Politeness Strategies in English Grammar

Glossary of Grammatical and Rhetorical Terms

politeness strategies
As most children learn at a young age (and as this unusual sign in South Africa demonstrates), please is one of the most significant politeness markers used in imperatives. (Steve Stringer Photography/Getty Images)

In sociolinguistics and conversation analysis (CA), politeness strategies are speech acts that express concern for others and minimize threats to self-esteem ("face") in particular social contexts.

Positive Politeness Strategies

Positive politeness strategies are intended to avoid giving offense by highlighting friendliness. These strategies include juxtaposing criticism with compliments, establishing common ground, and using jokes, nicknames, honorifics, tag questions, special discourse markers (please), and in-group jargon and slang.

For instance, a popular (if sometimes controversial) feedback strategy is the feedback sandwich: a positive comment before and after a criticism. The reason this strategy is often criticized in management circles is because it is, in fact, more of a politeness strategy than a useful feedback strategy.

Negative Politeness Strategies

Negative political strategies are intended to avoid giving offense by showing deference. These strategies include questioning, hedging, and presenting disagreements as opinions.

A high-stakes historical example of negative politeness strategies occurred in 1546, when Catherine Parr, the sixth and final wife of Henry VIII, was nearly arrested for her outspoken religious views. She managed to deflect the king's anger through deference and presenting her disagreements as mere opinions that she had offered up so that he could be distracted from his painful health problems.

The Face Saving Theory of Politeness

The best known and most widely used approach to the study of politeness is the framework introduced by Penelope Brown and Stephen C. Levinson in Questions and Politeness (1978); reissued with corrections as Politeness: Some Universals in Language Usage (Cambridge Univ. Press, 1987). Brown and Levinson's theory of linguistic politeness is sometimes referred to as the "'face-saving' theory of politeness."

▶ _Challenges_:
**1)** Name every historical figure and scholar mentioned in the politeness strategies text, leaving out the photo credit.
**2)** Swap "compliments" for "words of praise" in the part of the politeness strategies text starting with "Positive politeness strategies are" and going on through "disagreements as opinions.", then write out that part.
Answer solely from the politeness strategies text.

▶ _Listed entries_:

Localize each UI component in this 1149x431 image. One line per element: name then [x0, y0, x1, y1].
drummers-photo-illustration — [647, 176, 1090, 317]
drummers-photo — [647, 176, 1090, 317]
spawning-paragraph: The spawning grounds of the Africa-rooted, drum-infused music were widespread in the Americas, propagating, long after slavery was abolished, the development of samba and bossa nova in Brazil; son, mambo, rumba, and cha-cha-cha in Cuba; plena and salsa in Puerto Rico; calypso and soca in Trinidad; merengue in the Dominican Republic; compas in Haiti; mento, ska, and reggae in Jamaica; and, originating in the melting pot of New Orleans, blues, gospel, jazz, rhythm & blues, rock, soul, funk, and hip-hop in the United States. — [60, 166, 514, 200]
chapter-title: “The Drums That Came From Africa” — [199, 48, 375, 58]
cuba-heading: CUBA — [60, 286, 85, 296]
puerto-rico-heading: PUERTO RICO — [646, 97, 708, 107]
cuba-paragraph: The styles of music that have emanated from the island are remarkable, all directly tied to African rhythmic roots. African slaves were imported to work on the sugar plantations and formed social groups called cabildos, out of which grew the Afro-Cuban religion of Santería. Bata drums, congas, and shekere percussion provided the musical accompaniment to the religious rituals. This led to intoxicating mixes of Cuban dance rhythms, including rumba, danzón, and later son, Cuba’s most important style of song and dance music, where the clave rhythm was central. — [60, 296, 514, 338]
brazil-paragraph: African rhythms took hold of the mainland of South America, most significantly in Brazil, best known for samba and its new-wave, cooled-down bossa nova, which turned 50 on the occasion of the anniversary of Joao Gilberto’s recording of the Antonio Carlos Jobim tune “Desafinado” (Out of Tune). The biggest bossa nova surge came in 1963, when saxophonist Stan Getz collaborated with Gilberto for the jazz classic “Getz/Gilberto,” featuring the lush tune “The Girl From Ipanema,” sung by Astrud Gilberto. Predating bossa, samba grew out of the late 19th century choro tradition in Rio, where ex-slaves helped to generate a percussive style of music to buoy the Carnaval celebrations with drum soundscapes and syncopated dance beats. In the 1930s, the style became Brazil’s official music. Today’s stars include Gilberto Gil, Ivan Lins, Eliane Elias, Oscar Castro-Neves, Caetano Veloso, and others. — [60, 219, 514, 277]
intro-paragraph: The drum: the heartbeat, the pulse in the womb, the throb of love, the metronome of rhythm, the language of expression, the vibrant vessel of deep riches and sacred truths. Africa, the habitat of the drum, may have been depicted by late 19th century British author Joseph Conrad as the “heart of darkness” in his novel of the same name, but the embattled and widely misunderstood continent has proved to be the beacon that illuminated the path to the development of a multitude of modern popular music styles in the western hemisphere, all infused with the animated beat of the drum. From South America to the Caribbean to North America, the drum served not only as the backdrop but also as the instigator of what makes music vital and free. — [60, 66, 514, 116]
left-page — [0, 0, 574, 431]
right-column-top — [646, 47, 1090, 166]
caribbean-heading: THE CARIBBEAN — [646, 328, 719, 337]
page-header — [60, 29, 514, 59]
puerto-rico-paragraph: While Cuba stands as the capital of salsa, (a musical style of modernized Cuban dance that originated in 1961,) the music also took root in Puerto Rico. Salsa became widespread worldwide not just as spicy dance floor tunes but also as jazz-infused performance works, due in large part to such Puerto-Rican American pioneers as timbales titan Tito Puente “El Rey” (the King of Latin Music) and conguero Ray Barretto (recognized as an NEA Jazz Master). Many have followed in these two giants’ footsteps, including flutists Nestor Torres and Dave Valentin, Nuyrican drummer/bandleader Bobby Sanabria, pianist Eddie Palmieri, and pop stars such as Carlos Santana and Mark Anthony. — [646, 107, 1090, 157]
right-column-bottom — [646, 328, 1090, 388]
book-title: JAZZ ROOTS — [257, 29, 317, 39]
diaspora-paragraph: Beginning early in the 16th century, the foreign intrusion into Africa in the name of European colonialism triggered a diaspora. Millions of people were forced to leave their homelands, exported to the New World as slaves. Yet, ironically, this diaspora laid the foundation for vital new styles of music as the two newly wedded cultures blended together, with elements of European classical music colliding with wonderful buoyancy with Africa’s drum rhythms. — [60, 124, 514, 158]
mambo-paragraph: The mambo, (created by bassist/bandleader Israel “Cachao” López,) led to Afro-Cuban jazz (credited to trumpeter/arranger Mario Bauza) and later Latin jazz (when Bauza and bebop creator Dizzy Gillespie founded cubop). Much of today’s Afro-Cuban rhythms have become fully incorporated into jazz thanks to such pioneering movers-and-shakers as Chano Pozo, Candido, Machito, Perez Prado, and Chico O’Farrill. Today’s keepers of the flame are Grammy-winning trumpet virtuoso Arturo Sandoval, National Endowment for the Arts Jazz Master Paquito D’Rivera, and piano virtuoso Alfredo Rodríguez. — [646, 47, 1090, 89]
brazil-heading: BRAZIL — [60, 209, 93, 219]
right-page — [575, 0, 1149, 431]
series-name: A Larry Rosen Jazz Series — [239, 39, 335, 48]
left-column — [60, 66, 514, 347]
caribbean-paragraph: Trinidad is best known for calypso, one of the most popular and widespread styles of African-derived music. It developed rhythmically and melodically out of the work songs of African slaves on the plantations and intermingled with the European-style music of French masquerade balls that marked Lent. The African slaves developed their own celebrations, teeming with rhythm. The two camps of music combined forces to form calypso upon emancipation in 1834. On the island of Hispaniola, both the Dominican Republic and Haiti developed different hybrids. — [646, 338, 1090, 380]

▶ _Answer set_:
**1)** Catherine Parr, Henry VIII, Penelope Brown, Stephen C. Levinson

**2)**
Positive politeness strategies are intended to avoid giving offense by highlighting friendliness. These strategies include juxtaposing criticism with words of praise, establishing common ground, and using jokes, nicknames, honorifics, tag questions, special discourse markers (please), and in-group jargon and slang.

For instance, a popular (if sometimes controversial) feedback strategy is the feedback sandwich: a positive comment before and after a criticism. The reason this strategy is often criticized in management circles is because it is, in fact, more of a politeness strategy than a useful feedback strategy.

Negative Politeness Strategies

Negative political strategies are intended to avoid giving offense by showing deference. These strategies include questioning, hedging, and presenting disagreements as opinions.